__Documento de origem__:
'''
Foram deferidos à parte autora os benefícios da assistência judiciária gratuita.
O Juízo a quojulgou parcialmente procedente o pedido, “para declarar como trabalhado em
regime especial os períodos compreendidos entre 09.05.1983 a 10.08.1986; e de 03.08.1987
até os dias atuais, (...) devendo o INSS converter e computar tais períodos para fins de revisão
da aposentadoria por tempo de contribuição concedida ao autor, convertendo-a em especial se
for o caso, desde o requerimento administrativo. (...) Os juros de mora devidos são os juros
legais e incidem sobre as parcelas englobadas até a citação à razão de 1% ao mês, nos termos
do art. 406 do Código Civil e do art. 161, § 1°, do Código Tributário Nacional. A correção
monetária incide sobre as diferenças do benefício, desde o ajuizamento da ação, na forma do
antigo Provimento COGE n° 24/97; do atual Provimento COGE n° 64/05; da Resolução CJF
242/01; e ainda da Portaria DForo-SJ/SP n° 92, de 23.10.01” (ID 107319821, p. 194/195). Foi
fixada a sucumbência recíproca. Sem custas.
Inconformada, apelou a autarquia, sustentando a improcedência do pedido. Caso não seja esse
o entendimento, requer a fixação do termo inicial de concessão do benefício a partir da data do
afastamento da atividade especial ou da citação, bem como a incidência da correção monetária
e dos juros de mora nos termos do art. 1º-F, da Lei n.º 9.494/97, com a redação dada pela Lei
n.º 11.960/09.
Com contrarrazões, subiram os autos a esta E. Corte.
É o breve relatório.
PODER JUDICIÁRIOTribunal Regional Federal da 3ª Região8ª Turma
APELAÇÃO CÍVEL (198) Nº0007259-75.2015.4.03.9999
RELATOR:Gab. 26 - DES. FED. NEWTON DE LUCCA
APELANTE: INSTITUTO NACIONAL DO SEGURO SOCIAL - INSS
APELADO: ISAAC PAFUMI DE OLIVEIRA
Advogado do(a) APELADO: GABRIEL DE MORAIS TAVARES - SP239685-N
OUTROS PARTICIPANTES:
V O T O
O SENHOR DESEMBARGADOR FEDERAL NEWTON DE LUCCA (RELATOR): Inicialmente,
observo que, ao apreciar o pleito, o MM. Juiz de primeiro grau lançou o seguinte dispositivo:
"JULGO PARCIALMENTE PROCEDENTE o pedido inicial para declarar como trabalhado em
regime especial os períodos compreendidos entre 09.05.1983 a 10.08.1986; e de 03.08.1987
até os dias atuais, (...) devendo o INSS converter e computar tais períodos para fins de revisão
da aposentadoria por tempo de contribuição concedida ao autor, convertendo-a em especial se
for o caso, desde o requerimento administrativo” (ID 107319821, p. 194).
'''
__Listagens de elementos e caixas__:
'''
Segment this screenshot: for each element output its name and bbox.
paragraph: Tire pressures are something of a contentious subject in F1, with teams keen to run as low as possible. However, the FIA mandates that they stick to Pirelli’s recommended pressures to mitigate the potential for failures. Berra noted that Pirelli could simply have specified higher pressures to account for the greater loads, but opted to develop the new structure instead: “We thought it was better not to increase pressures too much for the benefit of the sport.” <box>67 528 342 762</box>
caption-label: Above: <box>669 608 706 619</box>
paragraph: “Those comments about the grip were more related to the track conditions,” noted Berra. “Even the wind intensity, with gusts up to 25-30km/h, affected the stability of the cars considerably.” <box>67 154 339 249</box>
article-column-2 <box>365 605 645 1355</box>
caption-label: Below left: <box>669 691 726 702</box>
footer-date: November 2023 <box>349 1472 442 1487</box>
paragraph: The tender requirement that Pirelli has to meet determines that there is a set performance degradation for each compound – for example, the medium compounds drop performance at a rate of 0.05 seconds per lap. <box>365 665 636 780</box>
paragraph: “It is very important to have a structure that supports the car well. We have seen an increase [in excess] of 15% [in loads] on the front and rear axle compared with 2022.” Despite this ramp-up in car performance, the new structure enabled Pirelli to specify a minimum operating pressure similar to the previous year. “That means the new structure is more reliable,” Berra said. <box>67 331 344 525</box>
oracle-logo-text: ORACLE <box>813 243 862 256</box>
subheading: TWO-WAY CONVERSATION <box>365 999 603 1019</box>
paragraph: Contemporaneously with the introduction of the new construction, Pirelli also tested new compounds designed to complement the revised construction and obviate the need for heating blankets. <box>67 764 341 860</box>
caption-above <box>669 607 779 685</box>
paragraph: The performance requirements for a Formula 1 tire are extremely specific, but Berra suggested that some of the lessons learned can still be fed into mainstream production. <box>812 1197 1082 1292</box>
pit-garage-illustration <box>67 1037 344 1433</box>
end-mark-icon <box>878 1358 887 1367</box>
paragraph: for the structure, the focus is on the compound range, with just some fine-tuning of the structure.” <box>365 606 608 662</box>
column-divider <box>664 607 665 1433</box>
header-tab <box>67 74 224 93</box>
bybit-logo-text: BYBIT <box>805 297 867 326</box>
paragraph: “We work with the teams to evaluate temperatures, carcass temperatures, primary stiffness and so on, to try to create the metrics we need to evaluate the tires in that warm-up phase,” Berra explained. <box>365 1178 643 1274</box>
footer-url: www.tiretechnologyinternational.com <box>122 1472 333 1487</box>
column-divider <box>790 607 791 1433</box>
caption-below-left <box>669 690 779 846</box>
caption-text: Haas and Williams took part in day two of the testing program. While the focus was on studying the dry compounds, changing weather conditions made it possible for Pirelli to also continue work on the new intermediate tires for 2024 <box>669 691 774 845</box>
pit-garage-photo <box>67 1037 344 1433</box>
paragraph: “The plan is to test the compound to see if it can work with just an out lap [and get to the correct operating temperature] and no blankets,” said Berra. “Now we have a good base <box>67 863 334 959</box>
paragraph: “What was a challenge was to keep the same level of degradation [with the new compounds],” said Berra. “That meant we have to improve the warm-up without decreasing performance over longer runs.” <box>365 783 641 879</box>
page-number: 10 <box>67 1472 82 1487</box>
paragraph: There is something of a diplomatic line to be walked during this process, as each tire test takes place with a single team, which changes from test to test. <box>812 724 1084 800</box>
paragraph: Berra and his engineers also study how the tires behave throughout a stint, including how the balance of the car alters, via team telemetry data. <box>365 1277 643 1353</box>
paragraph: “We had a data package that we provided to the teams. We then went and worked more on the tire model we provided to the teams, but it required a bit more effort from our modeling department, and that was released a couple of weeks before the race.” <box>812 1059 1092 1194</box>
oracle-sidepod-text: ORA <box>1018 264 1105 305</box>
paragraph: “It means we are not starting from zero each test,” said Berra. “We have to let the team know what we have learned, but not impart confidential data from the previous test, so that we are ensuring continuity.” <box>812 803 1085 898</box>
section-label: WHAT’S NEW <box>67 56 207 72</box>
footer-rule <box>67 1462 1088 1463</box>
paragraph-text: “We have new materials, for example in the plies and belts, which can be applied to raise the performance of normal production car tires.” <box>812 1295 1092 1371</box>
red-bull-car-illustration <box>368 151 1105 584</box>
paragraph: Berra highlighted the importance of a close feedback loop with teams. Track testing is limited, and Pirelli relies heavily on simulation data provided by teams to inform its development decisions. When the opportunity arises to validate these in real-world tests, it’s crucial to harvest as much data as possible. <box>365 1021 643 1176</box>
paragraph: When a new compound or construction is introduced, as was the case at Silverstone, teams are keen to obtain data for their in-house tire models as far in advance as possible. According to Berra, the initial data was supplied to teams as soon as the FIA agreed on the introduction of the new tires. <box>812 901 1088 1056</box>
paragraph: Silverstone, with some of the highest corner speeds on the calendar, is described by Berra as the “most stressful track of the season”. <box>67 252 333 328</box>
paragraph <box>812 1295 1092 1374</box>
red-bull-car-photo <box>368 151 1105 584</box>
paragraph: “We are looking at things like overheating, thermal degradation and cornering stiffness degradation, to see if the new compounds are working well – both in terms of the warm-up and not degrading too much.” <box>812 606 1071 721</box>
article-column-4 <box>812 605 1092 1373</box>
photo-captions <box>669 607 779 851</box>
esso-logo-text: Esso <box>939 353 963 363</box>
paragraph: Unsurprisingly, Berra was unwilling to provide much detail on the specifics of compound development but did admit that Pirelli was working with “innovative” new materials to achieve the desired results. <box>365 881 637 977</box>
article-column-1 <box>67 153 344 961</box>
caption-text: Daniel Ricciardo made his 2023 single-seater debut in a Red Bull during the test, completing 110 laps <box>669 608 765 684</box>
'''
__Requisitos__:
a - Na decisão judicial, qual taxa mensal foi fixada para os juros de mora sobre as parcelas englobadas até a citação?
b - Por favor, reescreva as linhas das entradas como uma lista JSON de strings, com uma string por linha e sem linhas em branco. Comece pela primeira linha das entradas e pare depois da linha que contém "footer-date: November 2023".

__Respostas esperadas__:
a - 1% ao mês.

b -
[
  "Segment this screenshot: for each element output its name and bbox.",
  "paragraph: Tire pressures are something of a contentious subject in F1, with teams keen to run as low as possible. However, the FIA mandates that they stick to Pirelli’s recommended pressures to mitigate the potential for failures. Berra noted that Pirelli could simply have specified higher pressures to account for the greater loads, but opted to develop the new structure instead: “We thought it was better not to increase pressures too much for the benefit of the sport.” <box>67 528 342 762</box>",
  "caption-label: Above: <box>669 608 706 619</box>",
  "paragraph: “Those comments about the grip were more related to the track conditions,” noted Berra. “Even the wind intensity, with gusts up to 25-30km/h, affected the stability of the cars considerably.” <box>67 154 339 249</box>",
  "article-column-2 <box>365 605 645 1355</box>",
  "caption-label: Below left: <box>669 691 726 702</box>",
  "footer-date: November 2023 <box>349 1472 442 1487</box>"
]